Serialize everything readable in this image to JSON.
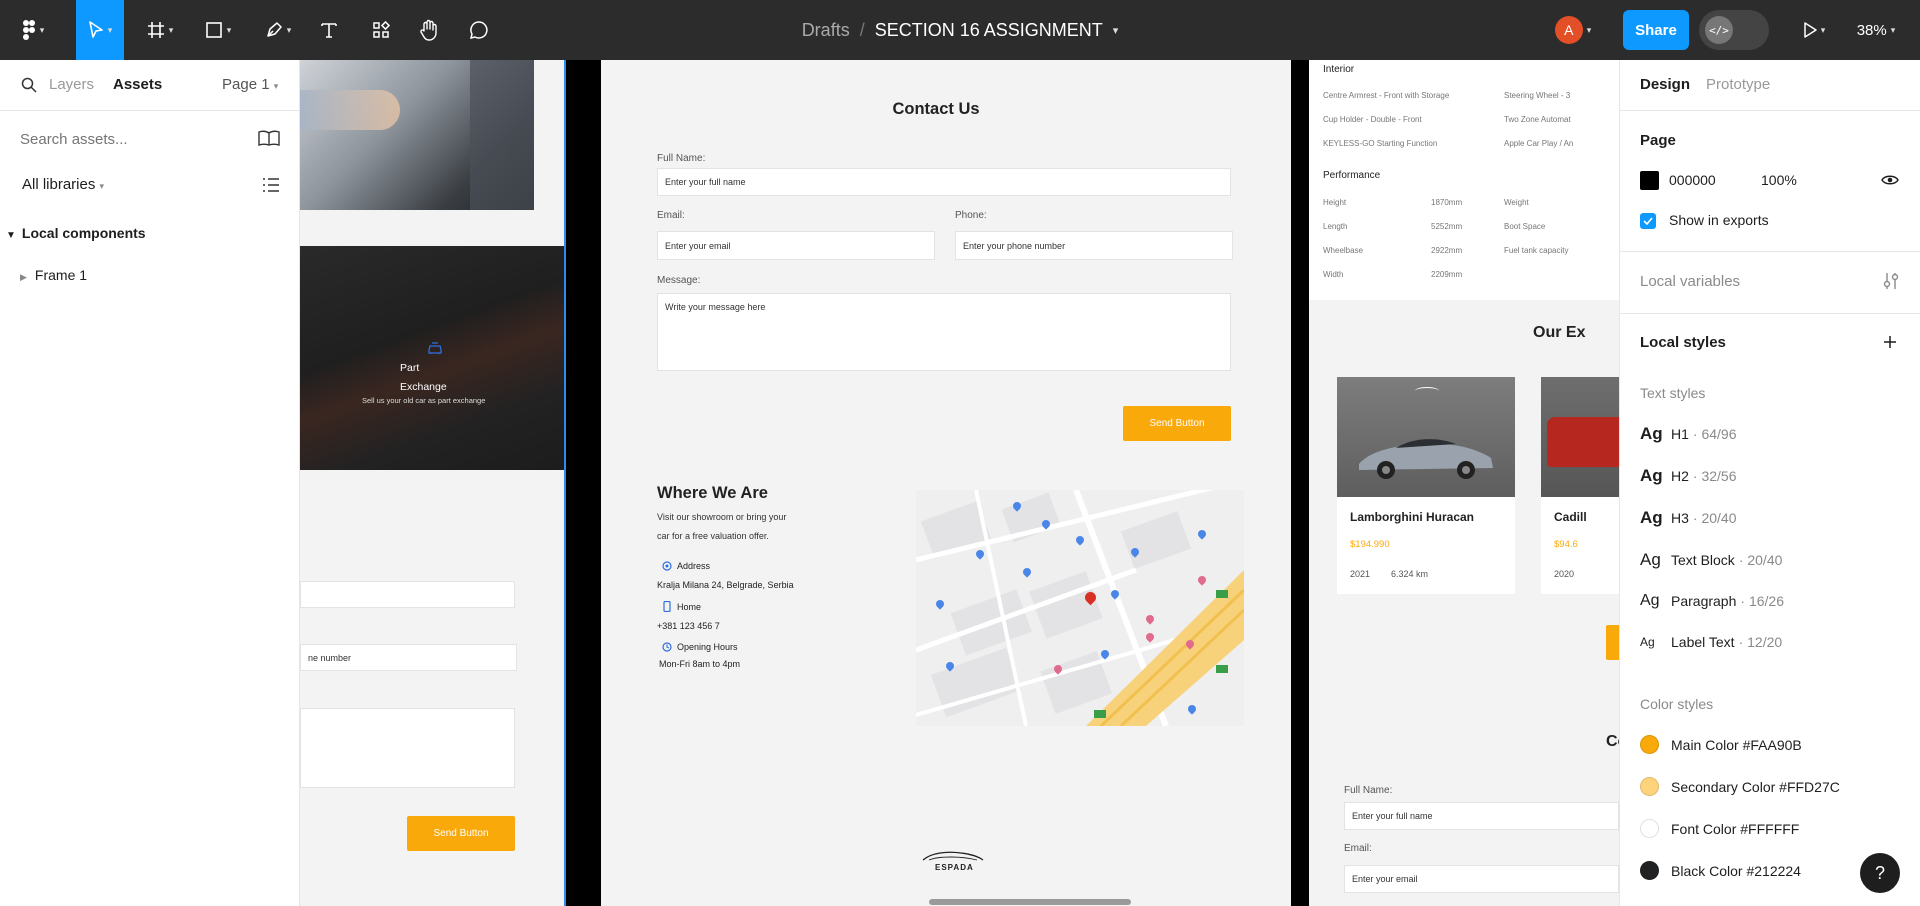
{
  "toolbar": {
    "breadcrumb_drafts": "Drafts",
    "breadcrumb_sep": "/",
    "file_name": "SECTION 16 ASSIGNMENT",
    "avatar_initial": "A",
    "share_label": "Share",
    "zoom": "38%",
    "icons": [
      "figma-menu-icon",
      "move-tool-icon",
      "frame-tool-icon",
      "shape-tool-icon",
      "pen-tool-icon",
      "text-tool-icon",
      "resources-icon",
      "hand-tool-icon",
      "comment-icon",
      "dev-mode-icon",
      "present-icon"
    ]
  },
  "left": {
    "tab_layers": "Layers",
    "tab_assets": "Assets",
    "page_selector": "Page 1",
    "search_placeholder": "Search assets...",
    "libraries": "All libraries",
    "local_components": "Local components",
    "tree": [
      {
        "label": "Frame 1"
      }
    ]
  },
  "right": {
    "tab_design": "Design",
    "tab_prototype": "Prototype",
    "page_heading": "Page",
    "page_color": "000000",
    "page_opacity": "100%",
    "show_in_exports": "Show in exports",
    "local_variables": "Local variables",
    "local_styles": "Local styles",
    "text_styles_heading": "Text styles",
    "text_styles": [
      {
        "ag": "Ag",
        "name": "H1",
        "meta": "· 64/96"
      },
      {
        "ag": "Ag",
        "name": "H2",
        "meta": "· 32/56"
      },
      {
        "ag": "Ag",
        "name": "H3",
        "meta": "· 20/40"
      },
      {
        "ag": "Ag",
        "name": "Text Block",
        "meta": "· 20/40"
      },
      {
        "ag": "Ag",
        "name": "Paragraph",
        "meta": "· 16/26"
      },
      {
        "ag": "Ag",
        "name": "Label Text",
        "meta": "· 12/20"
      }
    ],
    "color_styles_heading": "Color styles",
    "color_styles": [
      {
        "name": "Main Color #FAA90B",
        "color": "#FAA90B"
      },
      {
        "name": "Secondary Color #FFD27C",
        "color": "#FFD27C"
      },
      {
        "name": "Font Color #FFFFFF",
        "color": "#FFFFFF"
      },
      {
        "name": "Black Color #212224",
        "color": "#212224"
      }
    ],
    "help": "?"
  },
  "canvas": {
    "left_frame": {
      "part_title_1": "Part",
      "part_title_2": "Exchange",
      "part_desc": "Sell us your old car as part exchange",
      "phone_fragment": "ne number",
      "send_button": "Send Button"
    },
    "center_frame": {
      "contact_title": "Contact Us",
      "full_name_label": "Full Name:",
      "full_name_placeholder": "Enter your full name",
      "email_label": "Email:",
      "email_placeholder": "Enter your email",
      "phone_label": "Phone:",
      "phone_placeholder": "Enter your phone number",
      "message_label": "Message:",
      "message_placeholder": "Write your message here",
      "send_button": "Send Button",
      "where_title": "Where We Are",
      "where_desc_1": "Visit our showroom or bring your",
      "where_desc_2": "car for a free valuation offer.",
      "address_label": "Address",
      "address_value": "Kralja Milana 24, Belgrade, Serbia",
      "home_label": "Home",
      "home_value": "+381 123 456 7",
      "hours_label": "Opening Hours",
      "hours_value": "Mon-Fri 8am to 4pm",
      "logo_text": "ESPADA"
    },
    "right_frame": {
      "interior_title": "Interior",
      "interior_items": [
        "Centre Armrest - Front with Storage",
        "Cup Holder - Double - Front",
        "KEYLESS-GO Starting Function"
      ],
      "interior_items_2": [
        "Steering Wheel - 3",
        "Two Zone Automat",
        "Apple Car Play / An"
      ],
      "performance_title": "Performance",
      "perf_labels": [
        "Height",
        "Length",
        "Wheelbase",
        "Width"
      ],
      "perf_values": [
        "1870mm",
        "5252mm",
        "2922mm",
        "2209mm"
      ],
      "perf_labels_2": [
        "Weight",
        "Boot Space",
        "Fuel tank capacity"
      ],
      "section_title": "Our Ex",
      "car1_name": "Lamborghini Huracan",
      "car1_price": "$194.990",
      "car1_year": "2021",
      "car1_km": "6.324 km",
      "car2_name": "Cadill",
      "car2_price": "$94.6",
      "car2_year": "2020",
      "contact_fragment": "Co",
      "full_name_label": "Full Name:",
      "full_name_placeholder": "Enter your full name",
      "email_label": "Email:",
      "email_placeholder": "Enter your email"
    }
  }
}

Prompt
Check each line above for the string "number", then copy the ones that have it.

Exercise response
      "phone_fragment": "ne number",
      "phone_placeholder": "Enter your phone number",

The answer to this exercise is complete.